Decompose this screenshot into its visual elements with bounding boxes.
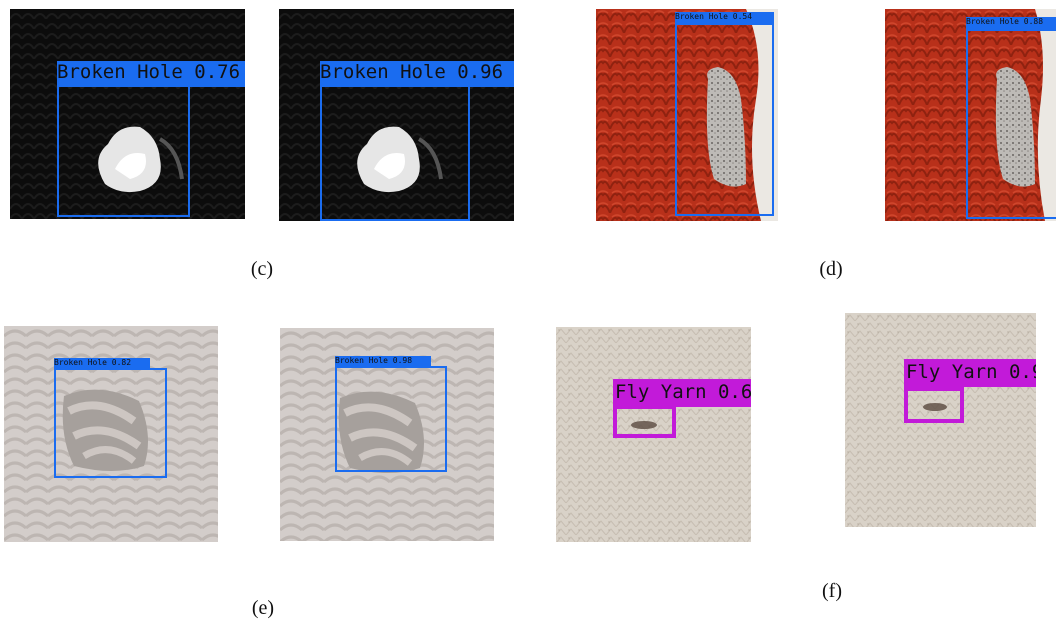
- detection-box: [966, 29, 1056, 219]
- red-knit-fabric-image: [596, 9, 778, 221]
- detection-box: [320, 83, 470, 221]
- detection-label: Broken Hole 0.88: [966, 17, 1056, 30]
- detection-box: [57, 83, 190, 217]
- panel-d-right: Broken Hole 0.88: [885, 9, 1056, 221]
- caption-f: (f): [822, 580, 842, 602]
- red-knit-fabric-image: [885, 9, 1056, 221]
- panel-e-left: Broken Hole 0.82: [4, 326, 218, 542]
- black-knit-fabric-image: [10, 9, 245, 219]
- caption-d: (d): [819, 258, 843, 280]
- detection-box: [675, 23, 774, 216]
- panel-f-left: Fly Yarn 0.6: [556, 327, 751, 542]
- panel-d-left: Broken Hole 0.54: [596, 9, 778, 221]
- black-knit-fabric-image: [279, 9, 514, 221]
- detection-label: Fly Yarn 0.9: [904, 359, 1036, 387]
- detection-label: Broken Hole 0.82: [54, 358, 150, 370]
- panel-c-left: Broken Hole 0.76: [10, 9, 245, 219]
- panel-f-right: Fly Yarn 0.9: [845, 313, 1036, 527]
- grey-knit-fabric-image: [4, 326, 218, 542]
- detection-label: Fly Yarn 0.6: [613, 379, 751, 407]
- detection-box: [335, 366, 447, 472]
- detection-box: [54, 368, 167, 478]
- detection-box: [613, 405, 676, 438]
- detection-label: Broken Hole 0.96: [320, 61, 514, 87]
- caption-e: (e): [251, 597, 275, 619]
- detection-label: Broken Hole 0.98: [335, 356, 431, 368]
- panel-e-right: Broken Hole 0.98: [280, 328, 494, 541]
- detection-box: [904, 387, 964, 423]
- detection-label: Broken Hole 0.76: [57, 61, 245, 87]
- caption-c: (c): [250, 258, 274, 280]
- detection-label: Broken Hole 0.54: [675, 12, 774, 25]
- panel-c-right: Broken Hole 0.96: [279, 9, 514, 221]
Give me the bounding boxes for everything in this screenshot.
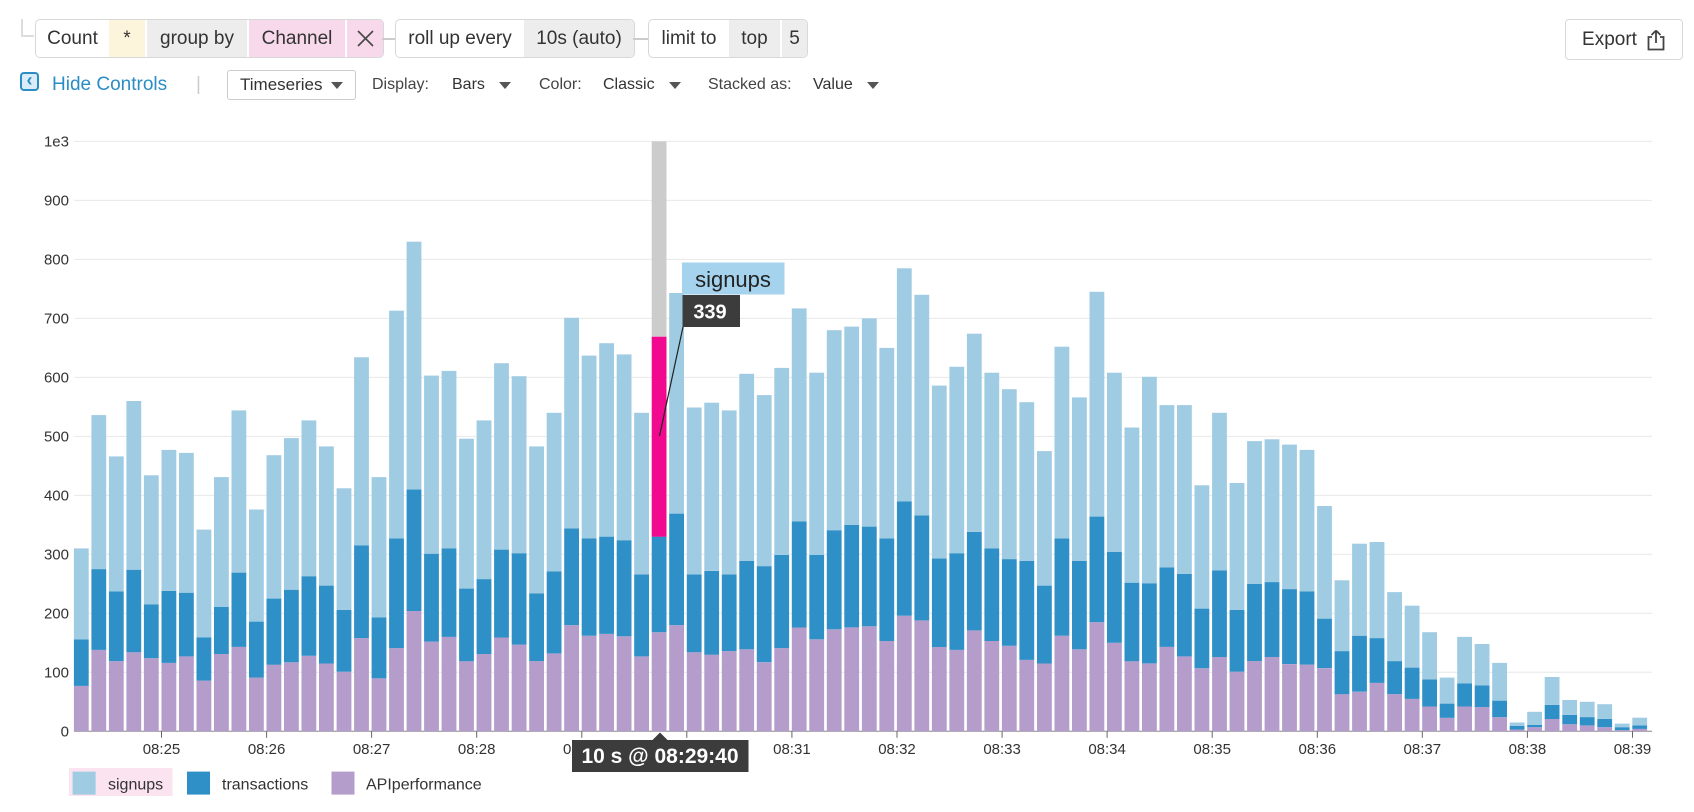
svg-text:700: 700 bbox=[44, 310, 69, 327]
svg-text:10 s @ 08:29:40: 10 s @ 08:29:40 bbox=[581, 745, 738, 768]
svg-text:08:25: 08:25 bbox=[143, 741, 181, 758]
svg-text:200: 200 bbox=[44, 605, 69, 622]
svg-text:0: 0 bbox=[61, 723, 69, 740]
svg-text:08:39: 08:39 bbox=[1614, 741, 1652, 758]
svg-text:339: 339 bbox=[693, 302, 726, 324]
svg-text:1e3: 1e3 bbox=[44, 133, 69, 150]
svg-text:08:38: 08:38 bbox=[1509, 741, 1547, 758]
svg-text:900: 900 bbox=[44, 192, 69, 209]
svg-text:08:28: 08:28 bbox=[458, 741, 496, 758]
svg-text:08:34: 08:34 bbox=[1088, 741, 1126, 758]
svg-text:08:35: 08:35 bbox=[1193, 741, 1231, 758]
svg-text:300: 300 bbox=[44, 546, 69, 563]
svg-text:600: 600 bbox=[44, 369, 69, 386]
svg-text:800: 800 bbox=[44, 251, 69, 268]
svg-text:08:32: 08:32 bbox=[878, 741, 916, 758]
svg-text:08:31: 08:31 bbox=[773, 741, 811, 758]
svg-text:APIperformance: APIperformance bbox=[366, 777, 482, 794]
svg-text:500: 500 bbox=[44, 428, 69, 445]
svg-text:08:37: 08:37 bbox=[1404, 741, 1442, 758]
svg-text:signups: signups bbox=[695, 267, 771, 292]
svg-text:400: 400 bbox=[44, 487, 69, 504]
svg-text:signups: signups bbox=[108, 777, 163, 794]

● **Directions**
Can you rewrite all the records above with "Fly Yarn" changed to "Loose Yarn" and everything else left as it is, omitting the pictures?

● **Response**
Decompose this screenshot into its visual elements with bounding boxes.
- detection-box: [966, 29, 1056, 219]
- red-knit-fabric-image: [596, 9, 778, 221]
- detection-box: [320, 83, 470, 221]
- detection-label: Broken Hole 0.88: [966, 17, 1056, 30]
- detection-box: [57, 83, 190, 217]
- panel-d-right: Broken Hole 0.88: [885, 9, 1056, 221]
- caption-f: (f): [822, 580, 842, 602]
- red-knit-fabric-image: [885, 9, 1056, 221]
- panel-e-left: Broken Hole 0.82: [4, 326, 218, 542]
- black-knit-fabric-image: [10, 9, 245, 219]
- caption-d: (d): [819, 258, 843, 280]
- detection-box: [675, 23, 774, 216]
- panel-f-left: Loose Yarn 0.6: [556, 327, 751, 542]
- panel-d-left: Broken Hole 0.54: [596, 9, 778, 221]
- black-knit-fabric-image: [279, 9, 514, 221]
- detection-label: Loose Yarn 0.9: [904, 359, 1036, 387]
- detection-label: Broken Hole 0.82: [54, 358, 150, 370]
- panel-c-left: Broken Hole 0.76: [10, 9, 245, 219]
- panel-f-right: Loose Yarn 0.9: [845, 313, 1036, 527]
- grey-knit-fabric-image: [4, 326, 218, 542]
- detection-label: Loose Yarn 0.6: [613, 379, 751, 407]
- detection-box: [335, 366, 447, 472]
- detection-box: [54, 368, 167, 478]
- detection-box: [613, 405, 676, 438]
- detection-label: Broken Hole 0.96: [320, 61, 514, 87]
- caption-e: (e): [251, 597, 275, 619]
- detection-label: Broken Hole 0.98: [335, 356, 431, 368]
- panel-e-right: Broken Hole 0.98: [280, 328, 494, 541]
- detection-box: [904, 387, 964, 423]
- detection-label: Broken Hole 0.76: [57, 61, 245, 87]
- caption-c: (c): [250, 258, 274, 280]
- detection-label: Broken Hole 0.54: [675, 12, 774, 25]
- panel-c-right: Broken Hole 0.96: [279, 9, 514, 221]
Give me the bounding boxes for everything in this screenshot.
svg-text:700: 700 bbox=[44, 310, 69, 327]
svg-text:10 s @ 08:29:40: 10 s @ 08:29:40 bbox=[581, 745, 738, 768]
svg-text:08:25: 08:25 bbox=[143, 741, 181, 758]
svg-text:200: 200 bbox=[44, 605, 69, 622]
svg-text:0: 0 bbox=[61, 723, 69, 740]
svg-text:08:39: 08:39 bbox=[1614, 741, 1652, 758]
svg-text:339: 339 bbox=[693, 302, 726, 324]
svg-text:1e3: 1e3 bbox=[44, 133, 69, 150]
svg-text:08:38: 08:38 bbox=[1509, 741, 1547, 758]
svg-text:900: 900 bbox=[44, 192, 69, 209]
svg-text:08:28: 08:28 bbox=[458, 741, 496, 758]
svg-text:08:34: 08:34 bbox=[1088, 741, 1126, 758]
svg-text:08:35: 08:35 bbox=[1193, 741, 1231, 758]
svg-text:300: 300 bbox=[44, 546, 69, 563]
svg-text:600: 600 bbox=[44, 369, 69, 386]
svg-text:800: 800 bbox=[44, 251, 69, 268]
svg-text:08:32: 08:32 bbox=[878, 741, 916, 758]
svg-text:08:31: 08:31 bbox=[773, 741, 811, 758]
svg-text:APIperformance: APIperformance bbox=[366, 777, 482, 794]
svg-text:500: 500 bbox=[44, 428, 69, 445]
svg-text:08:37: 08:37 bbox=[1404, 741, 1442, 758]
svg-text:signups: signups bbox=[695, 267, 771, 292]
svg-text:400: 400 bbox=[44, 487, 69, 504]
svg-text:signups: signups bbox=[108, 777, 163, 794]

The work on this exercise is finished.